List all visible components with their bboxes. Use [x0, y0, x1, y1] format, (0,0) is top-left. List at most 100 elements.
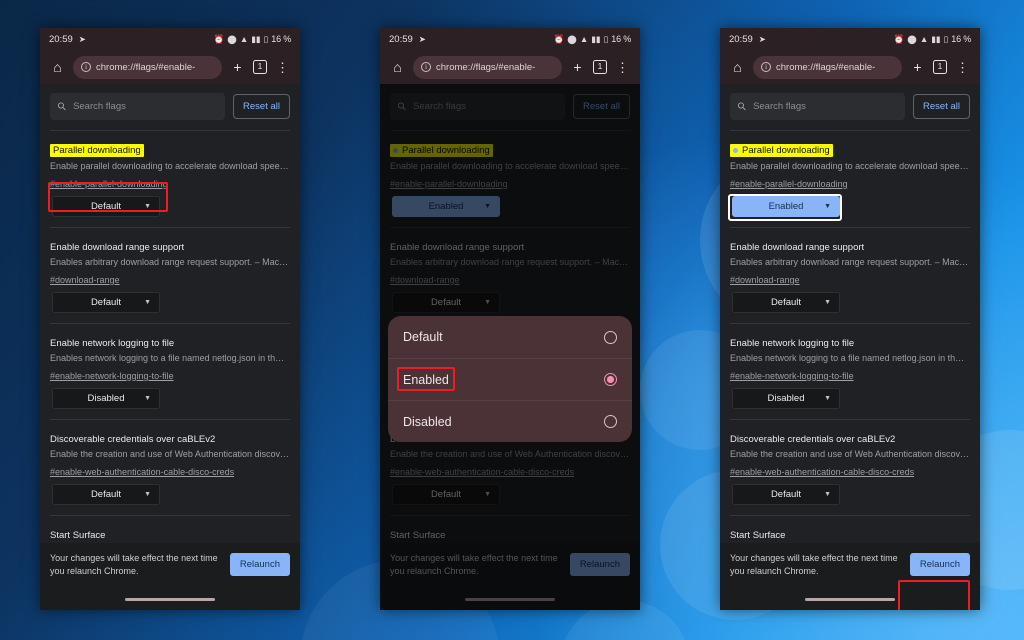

○ ○ ○ ○

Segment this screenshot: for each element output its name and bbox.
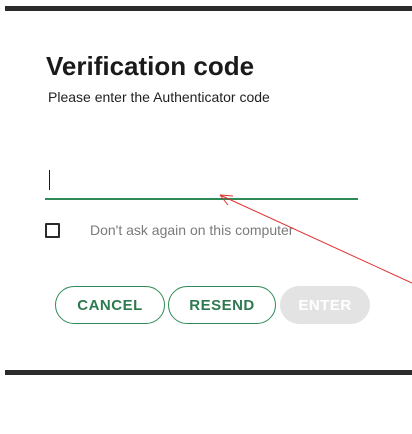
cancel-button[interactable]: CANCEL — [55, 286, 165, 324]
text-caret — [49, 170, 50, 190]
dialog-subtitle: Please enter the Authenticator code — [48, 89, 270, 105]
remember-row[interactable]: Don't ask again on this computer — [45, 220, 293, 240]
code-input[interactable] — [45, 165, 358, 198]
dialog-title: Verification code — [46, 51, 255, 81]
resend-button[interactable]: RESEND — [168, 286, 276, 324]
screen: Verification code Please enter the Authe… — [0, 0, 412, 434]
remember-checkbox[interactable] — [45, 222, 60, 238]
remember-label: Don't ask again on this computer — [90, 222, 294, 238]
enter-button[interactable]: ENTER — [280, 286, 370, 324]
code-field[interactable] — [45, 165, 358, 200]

○ ○ ○ ○

# Objective
Turn the lines from the one containing "Segment this screenshot: for" up to and including the one containing "code-field[interactable] — [45, 165, 358, 200]" into a numbered list, skipping any blank lines. Leave the pictures out.

# Task result
1. Segment this screenshot: for each element output its name and bbox.
2. cancel-button[interactable]: CANCEL — [55, 286, 165, 324]
3. text-caret — [49, 170, 50, 190]
4. dialog-subtitle: Please enter the Authenticator code — [48, 89, 270, 105]
5. remember-row[interactable]: Don't ask again on this computer — [45, 220, 293, 240]
6. code-input[interactable] — [45, 165, 358, 198]
7. dialog-title: Verification code — [46, 51, 255, 81]
8. resend-button[interactable]: RESEND — [168, 286, 276, 324]
9. screen: Verification code Please enter the Authe… — [0, 0, 412, 434]
10. remember-checkbox[interactable] — [45, 222, 60, 238]
11. remember-label: Don't ask again on this computer — [90, 222, 294, 238]
12. enter-button[interactable]: ENTER — [280, 286, 370, 324]
13. code-field[interactable] — [45, 165, 358, 200]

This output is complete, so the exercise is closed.